▶ [What you are asked to do]:
In the text below on trade assistance, how many new anti-dumping and countervailing cases were initiated in Australia in 1997-98?

------ Study text

Source: Productivity Commission, Trade and Assistance Review 1997-98
By the year 2000-01, it is expected that the average protection afforded the manufacturing sector will be reduced to a three per cent nominal rate and a five per cent effective rate. This level would probably be of little concern if it was uniform across industries but it remains far from uniform with clothing and footwear, and to a lesser extent, motor vehicles and textiles, receiving well above average assistance. As noted above the tariff debate with respect to these three industries continues to be hotly debated.
Anti-Dumping and Countervailing Measures
The General Agreement on Tariffs and Trade allows Member countries to apply anti-dumping measures on imports of a good with an export price below its normal value in the supplier's home market, if such imports cause or threaten to cause material injury to the domestic industry. In addition, the WTO Agreement on Subsidies and Countervailing Measures (1995) allows Members to apply countervailing duties where exports benefiting from certain forms of subsidies cause or threaten to cause material injury or serious prejudice to a domestic industry.
Like tariffs and other measures which raise the price of imports, anti-dumping and countervailing measures may restrict competition, protect domestic industry and impose higher costs on domestic consumers.
Anti-dumping and countervailing activity in Australia has shown considerable fluctuation since the mid 1980s. Four phases are evident in the number of new cases initiated. New cases fell from 56 in 1985-86 to 21 in 1988-89, rose to a peak of 88 cases in the 1991-92 recession and then declined sharply to a mere six cases in 1994-95. The number of new cases has increased since then to 36 cases in 1997-98.(20)
A major cause of these fluctuations is the business cycle. In the past, requests from industry for anti-dumping measures increased significantly in periods of low manufacturing company profits and fell in periods of greater prosperity. Hence the Asian crisis, and the expected slowdown in domestic demand, may add to pressures for anti-dumping measures in the year ahead.
There have been important changes to anti-dumping policy and administration over the past ten years. Following a review by Professor Gruen,(21) a number of changes including the introduction of sunset periods for anti-dumping action and establishment of the Anti-Dumping Authority were introduced in 1988. The overall impact of these measures was to reduce the scope for providing assistance to local industry via the anti-dumping arrangements.

------------
------ Given records

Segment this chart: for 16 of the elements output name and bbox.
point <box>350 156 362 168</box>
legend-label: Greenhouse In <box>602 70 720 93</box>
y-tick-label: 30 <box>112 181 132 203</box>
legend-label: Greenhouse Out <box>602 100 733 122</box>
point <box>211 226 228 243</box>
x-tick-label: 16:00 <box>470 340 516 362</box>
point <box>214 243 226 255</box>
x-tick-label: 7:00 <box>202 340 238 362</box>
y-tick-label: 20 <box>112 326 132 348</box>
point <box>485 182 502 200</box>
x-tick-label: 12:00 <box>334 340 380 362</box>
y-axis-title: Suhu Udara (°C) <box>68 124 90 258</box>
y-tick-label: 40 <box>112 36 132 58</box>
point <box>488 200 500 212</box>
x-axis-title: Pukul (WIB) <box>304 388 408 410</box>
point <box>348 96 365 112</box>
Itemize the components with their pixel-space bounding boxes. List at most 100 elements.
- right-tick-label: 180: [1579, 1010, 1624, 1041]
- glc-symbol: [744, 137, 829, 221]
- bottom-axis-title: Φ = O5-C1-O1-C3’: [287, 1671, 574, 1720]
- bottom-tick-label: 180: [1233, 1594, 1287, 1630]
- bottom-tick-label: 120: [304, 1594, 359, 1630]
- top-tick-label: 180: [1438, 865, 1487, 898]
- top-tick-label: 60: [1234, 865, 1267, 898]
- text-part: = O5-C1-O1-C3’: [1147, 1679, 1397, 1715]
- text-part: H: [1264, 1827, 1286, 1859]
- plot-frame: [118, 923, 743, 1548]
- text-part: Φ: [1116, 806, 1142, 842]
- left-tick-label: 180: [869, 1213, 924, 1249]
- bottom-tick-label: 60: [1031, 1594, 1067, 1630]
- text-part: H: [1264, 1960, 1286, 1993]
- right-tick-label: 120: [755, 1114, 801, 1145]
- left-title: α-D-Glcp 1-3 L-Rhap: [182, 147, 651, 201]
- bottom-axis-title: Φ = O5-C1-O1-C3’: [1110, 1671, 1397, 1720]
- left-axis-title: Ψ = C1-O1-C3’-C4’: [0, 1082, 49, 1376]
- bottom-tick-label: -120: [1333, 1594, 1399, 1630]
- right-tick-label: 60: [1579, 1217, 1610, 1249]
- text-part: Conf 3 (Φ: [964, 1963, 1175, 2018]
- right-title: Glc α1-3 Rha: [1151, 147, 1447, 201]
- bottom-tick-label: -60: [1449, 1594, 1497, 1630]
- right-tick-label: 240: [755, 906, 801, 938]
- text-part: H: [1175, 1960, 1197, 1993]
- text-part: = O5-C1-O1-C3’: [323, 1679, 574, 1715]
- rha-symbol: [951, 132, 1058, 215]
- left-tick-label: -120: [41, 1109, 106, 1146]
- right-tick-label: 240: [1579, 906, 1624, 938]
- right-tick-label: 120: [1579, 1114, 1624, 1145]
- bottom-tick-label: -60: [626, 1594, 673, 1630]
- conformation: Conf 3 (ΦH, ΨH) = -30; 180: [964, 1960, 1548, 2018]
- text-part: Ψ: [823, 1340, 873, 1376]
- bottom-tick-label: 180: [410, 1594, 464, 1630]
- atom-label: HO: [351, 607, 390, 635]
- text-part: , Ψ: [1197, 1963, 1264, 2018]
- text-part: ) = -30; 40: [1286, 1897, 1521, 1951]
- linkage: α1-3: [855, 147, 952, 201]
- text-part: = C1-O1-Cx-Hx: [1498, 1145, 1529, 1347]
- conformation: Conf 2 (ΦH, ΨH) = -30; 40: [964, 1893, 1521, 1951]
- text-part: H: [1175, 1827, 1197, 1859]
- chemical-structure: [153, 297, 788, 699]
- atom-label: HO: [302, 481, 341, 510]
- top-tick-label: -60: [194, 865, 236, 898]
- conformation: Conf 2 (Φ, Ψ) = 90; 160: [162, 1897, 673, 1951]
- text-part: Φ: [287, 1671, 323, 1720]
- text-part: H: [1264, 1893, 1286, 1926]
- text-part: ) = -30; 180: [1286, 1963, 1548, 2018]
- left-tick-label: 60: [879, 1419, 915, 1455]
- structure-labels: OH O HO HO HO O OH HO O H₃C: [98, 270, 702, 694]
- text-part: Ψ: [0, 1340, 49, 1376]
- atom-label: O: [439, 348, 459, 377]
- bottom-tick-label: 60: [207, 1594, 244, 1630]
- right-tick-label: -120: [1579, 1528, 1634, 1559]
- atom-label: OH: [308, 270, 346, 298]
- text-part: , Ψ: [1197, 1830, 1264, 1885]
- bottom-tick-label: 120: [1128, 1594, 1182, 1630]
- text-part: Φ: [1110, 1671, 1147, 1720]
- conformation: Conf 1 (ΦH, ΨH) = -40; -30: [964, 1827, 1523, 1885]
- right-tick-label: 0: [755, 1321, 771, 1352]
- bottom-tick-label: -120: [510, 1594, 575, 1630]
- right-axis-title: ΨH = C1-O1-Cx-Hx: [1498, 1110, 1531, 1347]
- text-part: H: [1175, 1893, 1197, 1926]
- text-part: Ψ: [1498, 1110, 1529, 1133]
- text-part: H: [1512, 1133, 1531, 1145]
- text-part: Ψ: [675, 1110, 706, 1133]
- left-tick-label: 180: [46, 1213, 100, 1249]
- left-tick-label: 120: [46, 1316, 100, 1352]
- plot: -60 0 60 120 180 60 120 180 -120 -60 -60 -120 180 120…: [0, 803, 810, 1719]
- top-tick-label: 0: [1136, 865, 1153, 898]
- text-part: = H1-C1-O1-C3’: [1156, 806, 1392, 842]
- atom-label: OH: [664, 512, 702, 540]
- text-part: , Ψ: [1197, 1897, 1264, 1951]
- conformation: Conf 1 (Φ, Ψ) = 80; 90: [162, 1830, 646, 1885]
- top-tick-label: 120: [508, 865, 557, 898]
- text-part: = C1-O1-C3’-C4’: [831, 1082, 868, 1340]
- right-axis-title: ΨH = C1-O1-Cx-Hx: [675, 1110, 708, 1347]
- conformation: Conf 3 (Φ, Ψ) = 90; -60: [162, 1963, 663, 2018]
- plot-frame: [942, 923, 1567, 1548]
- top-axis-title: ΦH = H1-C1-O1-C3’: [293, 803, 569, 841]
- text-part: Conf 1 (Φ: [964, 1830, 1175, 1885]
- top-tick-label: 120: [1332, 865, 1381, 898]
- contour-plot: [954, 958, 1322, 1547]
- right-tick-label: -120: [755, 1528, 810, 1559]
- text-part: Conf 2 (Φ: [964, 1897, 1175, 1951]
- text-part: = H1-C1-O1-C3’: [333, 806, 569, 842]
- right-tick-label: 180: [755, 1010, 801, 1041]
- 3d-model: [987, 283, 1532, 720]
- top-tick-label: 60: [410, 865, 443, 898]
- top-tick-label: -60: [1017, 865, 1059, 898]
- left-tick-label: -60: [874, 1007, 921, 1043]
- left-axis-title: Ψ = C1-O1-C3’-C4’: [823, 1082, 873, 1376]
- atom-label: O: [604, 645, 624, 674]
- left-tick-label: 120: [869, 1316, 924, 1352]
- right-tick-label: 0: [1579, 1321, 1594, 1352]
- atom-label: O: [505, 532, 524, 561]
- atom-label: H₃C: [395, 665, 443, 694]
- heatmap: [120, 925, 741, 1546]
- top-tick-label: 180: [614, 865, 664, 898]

------------

▶ [Solution for this problem]:
36 cases.